Material for the task —
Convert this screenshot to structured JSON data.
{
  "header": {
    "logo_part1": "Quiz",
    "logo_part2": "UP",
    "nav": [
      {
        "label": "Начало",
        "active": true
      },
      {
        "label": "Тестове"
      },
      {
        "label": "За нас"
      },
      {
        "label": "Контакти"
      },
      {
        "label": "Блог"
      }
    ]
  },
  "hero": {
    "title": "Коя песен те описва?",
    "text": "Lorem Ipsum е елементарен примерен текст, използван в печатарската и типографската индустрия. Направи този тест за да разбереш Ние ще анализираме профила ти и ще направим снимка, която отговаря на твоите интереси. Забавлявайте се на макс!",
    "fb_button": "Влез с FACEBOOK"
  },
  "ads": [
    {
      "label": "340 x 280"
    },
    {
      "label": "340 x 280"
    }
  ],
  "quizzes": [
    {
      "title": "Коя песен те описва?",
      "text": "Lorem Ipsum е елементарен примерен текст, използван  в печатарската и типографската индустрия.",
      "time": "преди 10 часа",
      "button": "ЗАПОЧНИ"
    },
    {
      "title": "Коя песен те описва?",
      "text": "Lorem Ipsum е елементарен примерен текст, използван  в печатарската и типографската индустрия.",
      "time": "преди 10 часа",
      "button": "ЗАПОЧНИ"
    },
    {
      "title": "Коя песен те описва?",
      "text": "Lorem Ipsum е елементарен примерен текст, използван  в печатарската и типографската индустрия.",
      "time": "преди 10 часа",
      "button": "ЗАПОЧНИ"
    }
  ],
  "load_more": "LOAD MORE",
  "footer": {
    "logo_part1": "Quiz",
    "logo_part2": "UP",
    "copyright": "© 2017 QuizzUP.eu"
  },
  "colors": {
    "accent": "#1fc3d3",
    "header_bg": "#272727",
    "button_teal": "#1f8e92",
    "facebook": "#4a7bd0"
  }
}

Written task —
Write the material out again in its entirety, exactly as shown.

Correct result —
Convert this screenshot to structured JSON data.
{
  "header": {
    "logo_part1": "Quiz",
    "logo_part2": "UP",
    "nav": [
      {
        "label": "Начало",
        "active": true
      },
      {
        "label": "Тестове"
      },
      {
        "label": "За нас"
      },
      {
        "label": "Контакти"
      },
      {
        "label": "Блог"
      }
    ]
  },
  "hero": {
    "title": "Коя песен те описва?",
    "text": "Lorem Ipsum е елементарен примерен текст, използван в печатарската и типографската индустрия. Направи този тест за да разбереш Ние ще анализираме профила ти и ще направим снимка, която отговаря на твоите интереси. Забавлявайте се на макс!",
    "fb_button": "Влез с FACEBOOK"
  },
  "ads": [
    {
      "label": "340 x 280"
    },
    {
      "label": "340 x 280"
    }
  ],
  "quizzes": [
    {
      "title": "Коя песен те описва?",
      "text": "Lorem Ipsum е елементарен примерен текст, използван  в печатарската и типографската индустрия.",
      "time": "преди 10 часа",
      "button": "ЗАПОЧНИ"
    },
    {
      "title": "Коя песен те описва?",
      "text": "Lorem Ipsum е елементарен примерен текст, използван  в печатарската и типографската индустрия.",
      "time": "преди 10 часа",
      "button": "ЗАПОЧНИ"
    },
    {
      "title": "Коя песен те описва?",
      "text": "Lorem Ipsum е елементарен примерен текст, използван  в печатарската и типографската индустрия.",
      "time": "преди 10 часа",
      "button": "ЗАПОЧНИ"
    }
  ],
  "load_more": "LOAD MORE",
  "footer": {
    "logo_part1": "Quiz",
    "logo_part2": "UP",
    "copyright": "© 2017 QuizzUP.eu"
  },
  "colors": {
    "accent": "#1fc3d3",
    "header_bg": "#272727",
    "button_teal": "#1f8e92",
    "facebook": "#4a7bd0"
  }
}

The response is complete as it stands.